Task objective: Filter for the word "name" and keep each matching line.

Extracted entries:
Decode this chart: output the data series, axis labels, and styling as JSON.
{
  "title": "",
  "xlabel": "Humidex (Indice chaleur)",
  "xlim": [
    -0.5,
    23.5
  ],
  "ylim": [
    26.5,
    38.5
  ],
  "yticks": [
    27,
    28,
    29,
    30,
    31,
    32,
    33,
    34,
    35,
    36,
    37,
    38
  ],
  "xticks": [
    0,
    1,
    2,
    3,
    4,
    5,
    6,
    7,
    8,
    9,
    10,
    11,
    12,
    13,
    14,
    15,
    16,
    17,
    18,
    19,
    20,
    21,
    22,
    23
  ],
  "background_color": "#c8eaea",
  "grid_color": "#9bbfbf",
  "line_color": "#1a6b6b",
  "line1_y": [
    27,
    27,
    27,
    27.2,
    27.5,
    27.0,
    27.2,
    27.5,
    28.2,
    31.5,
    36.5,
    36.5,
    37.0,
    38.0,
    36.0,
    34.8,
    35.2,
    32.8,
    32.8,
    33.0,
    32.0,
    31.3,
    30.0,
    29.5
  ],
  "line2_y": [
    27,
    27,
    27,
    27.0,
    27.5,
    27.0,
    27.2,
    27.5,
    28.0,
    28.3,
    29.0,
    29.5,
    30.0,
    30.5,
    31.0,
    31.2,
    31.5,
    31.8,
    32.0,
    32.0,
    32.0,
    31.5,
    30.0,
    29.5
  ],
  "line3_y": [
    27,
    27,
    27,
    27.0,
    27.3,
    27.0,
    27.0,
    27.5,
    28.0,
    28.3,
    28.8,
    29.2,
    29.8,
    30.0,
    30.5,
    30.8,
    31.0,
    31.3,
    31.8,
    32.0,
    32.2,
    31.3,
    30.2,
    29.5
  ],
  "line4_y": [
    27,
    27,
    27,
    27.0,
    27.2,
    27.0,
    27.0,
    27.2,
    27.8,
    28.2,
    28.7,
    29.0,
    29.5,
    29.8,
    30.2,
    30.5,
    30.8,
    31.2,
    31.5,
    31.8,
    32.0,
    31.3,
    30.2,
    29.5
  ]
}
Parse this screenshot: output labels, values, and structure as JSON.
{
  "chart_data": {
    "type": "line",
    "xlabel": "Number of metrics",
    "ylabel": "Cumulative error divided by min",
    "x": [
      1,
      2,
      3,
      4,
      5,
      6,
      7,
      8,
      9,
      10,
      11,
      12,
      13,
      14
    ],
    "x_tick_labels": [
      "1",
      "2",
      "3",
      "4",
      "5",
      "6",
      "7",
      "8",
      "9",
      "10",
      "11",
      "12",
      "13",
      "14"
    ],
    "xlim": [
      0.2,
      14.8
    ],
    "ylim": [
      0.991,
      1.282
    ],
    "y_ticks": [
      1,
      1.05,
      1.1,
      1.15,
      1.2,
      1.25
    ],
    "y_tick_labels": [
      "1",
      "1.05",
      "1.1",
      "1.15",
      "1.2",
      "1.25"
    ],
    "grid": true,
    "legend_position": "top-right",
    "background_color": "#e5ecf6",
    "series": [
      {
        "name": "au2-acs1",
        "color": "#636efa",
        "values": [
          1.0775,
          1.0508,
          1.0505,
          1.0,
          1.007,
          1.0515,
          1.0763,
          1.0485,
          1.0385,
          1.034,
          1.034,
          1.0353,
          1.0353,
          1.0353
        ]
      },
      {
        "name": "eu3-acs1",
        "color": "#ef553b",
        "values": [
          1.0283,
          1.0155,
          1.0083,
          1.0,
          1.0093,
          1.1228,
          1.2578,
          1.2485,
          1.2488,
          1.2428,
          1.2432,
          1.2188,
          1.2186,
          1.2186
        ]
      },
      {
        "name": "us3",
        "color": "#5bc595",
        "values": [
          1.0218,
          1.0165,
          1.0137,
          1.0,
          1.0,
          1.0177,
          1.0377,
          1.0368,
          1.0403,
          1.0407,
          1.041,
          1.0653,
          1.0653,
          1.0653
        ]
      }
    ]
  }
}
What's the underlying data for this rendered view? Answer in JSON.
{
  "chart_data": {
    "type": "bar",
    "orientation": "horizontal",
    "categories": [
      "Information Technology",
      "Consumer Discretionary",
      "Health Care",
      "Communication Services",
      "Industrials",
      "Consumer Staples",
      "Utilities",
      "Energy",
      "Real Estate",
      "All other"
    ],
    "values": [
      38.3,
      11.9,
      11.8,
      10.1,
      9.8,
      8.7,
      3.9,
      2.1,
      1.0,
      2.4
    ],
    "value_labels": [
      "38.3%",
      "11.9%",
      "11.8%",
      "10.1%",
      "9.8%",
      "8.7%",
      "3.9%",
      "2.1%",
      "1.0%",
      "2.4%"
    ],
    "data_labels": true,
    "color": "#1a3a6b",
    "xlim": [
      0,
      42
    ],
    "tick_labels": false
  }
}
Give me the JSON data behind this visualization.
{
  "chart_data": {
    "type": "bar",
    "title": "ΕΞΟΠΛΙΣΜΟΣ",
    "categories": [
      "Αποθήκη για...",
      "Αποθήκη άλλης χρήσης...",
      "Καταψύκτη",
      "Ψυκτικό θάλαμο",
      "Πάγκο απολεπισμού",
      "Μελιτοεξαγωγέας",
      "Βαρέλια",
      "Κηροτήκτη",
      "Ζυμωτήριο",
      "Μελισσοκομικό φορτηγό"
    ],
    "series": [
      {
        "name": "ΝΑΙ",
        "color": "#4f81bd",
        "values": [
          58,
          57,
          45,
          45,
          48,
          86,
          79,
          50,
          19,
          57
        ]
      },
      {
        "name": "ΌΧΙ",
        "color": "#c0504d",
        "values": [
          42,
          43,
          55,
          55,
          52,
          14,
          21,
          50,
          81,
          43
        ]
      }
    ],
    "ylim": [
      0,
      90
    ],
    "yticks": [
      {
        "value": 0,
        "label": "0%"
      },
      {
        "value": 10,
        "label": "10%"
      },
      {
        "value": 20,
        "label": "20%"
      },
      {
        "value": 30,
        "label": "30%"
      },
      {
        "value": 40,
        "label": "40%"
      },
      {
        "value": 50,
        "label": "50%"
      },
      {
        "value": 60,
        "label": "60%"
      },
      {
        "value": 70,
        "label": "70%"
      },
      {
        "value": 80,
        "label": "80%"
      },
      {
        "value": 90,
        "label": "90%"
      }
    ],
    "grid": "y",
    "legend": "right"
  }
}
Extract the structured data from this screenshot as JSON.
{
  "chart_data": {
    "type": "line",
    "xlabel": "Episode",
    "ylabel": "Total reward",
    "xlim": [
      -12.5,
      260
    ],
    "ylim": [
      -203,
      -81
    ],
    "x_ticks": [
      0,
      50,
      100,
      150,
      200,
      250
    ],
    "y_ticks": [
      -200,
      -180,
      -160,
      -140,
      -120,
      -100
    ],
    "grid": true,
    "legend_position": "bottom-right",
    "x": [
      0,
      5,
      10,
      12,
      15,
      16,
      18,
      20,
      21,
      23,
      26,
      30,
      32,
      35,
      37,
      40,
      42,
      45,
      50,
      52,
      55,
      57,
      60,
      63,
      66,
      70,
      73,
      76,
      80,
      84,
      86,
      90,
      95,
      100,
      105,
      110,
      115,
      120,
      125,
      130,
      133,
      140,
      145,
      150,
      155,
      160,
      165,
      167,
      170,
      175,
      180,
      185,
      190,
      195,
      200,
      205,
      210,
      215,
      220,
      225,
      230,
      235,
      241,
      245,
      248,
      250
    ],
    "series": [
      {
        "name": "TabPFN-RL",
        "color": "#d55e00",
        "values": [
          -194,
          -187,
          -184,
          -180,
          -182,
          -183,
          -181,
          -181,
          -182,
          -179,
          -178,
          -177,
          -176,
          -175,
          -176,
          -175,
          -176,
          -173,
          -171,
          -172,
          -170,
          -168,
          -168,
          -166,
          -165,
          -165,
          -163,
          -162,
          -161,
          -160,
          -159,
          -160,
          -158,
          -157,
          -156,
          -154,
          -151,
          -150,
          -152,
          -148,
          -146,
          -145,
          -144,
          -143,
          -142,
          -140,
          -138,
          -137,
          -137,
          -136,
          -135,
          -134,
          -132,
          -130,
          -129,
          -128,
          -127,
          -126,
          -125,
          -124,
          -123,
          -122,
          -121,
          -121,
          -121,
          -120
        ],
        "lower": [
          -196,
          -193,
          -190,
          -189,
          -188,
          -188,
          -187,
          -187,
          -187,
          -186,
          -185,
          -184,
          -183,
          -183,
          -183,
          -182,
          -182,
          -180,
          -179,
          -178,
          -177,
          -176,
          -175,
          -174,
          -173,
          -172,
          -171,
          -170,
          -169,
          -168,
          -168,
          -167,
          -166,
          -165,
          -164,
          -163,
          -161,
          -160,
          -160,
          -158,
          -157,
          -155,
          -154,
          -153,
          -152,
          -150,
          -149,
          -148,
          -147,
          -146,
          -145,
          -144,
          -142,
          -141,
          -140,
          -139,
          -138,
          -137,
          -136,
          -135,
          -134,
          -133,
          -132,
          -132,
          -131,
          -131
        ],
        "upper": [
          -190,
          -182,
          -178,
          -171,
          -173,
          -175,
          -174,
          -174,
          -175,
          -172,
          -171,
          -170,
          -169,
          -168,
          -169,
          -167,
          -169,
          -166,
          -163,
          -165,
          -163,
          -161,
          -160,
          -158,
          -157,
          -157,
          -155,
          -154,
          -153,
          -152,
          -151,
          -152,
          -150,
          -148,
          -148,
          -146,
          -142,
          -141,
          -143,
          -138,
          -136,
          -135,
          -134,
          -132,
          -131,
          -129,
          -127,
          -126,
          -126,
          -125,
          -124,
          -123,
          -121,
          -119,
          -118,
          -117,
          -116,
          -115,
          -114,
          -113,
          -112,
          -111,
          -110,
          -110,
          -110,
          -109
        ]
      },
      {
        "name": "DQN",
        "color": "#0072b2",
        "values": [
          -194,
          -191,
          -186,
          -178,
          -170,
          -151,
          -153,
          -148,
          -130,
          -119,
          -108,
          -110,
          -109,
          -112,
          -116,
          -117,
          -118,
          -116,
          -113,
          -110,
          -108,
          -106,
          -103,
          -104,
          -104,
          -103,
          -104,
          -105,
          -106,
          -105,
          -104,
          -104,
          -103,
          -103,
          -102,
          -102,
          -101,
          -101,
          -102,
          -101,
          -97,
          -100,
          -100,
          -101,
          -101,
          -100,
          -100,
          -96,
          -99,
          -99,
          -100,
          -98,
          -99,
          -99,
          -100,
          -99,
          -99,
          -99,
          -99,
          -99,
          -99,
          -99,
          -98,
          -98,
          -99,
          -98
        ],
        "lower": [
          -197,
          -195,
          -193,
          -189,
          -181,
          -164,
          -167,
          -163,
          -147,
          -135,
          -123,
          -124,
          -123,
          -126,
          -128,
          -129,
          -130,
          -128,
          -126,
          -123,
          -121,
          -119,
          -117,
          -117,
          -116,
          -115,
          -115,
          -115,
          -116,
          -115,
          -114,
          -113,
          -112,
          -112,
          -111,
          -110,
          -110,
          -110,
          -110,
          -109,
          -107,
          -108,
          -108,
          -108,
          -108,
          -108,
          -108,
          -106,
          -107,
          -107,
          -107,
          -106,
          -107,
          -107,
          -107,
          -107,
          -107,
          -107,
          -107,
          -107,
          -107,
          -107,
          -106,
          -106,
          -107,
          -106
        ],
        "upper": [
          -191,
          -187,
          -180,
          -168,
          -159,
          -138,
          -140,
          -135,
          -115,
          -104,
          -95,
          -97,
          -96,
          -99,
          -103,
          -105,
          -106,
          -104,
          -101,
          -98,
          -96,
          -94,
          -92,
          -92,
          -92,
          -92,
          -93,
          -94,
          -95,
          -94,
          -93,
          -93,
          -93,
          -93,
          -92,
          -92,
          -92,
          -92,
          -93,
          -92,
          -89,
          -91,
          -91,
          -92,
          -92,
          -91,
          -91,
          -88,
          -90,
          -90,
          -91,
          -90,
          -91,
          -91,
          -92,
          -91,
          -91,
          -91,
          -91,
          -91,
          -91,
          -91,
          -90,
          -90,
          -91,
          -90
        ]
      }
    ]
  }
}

Solution for this problem:
        "name": "au2-acs1",
        "name": "eu3-acs1",
        "name": "us3",
        "name": "ΝΑΙ",
        "name": "ΌΧΙ",
        "name": "TabPFN-RL",
        "name": "DQN",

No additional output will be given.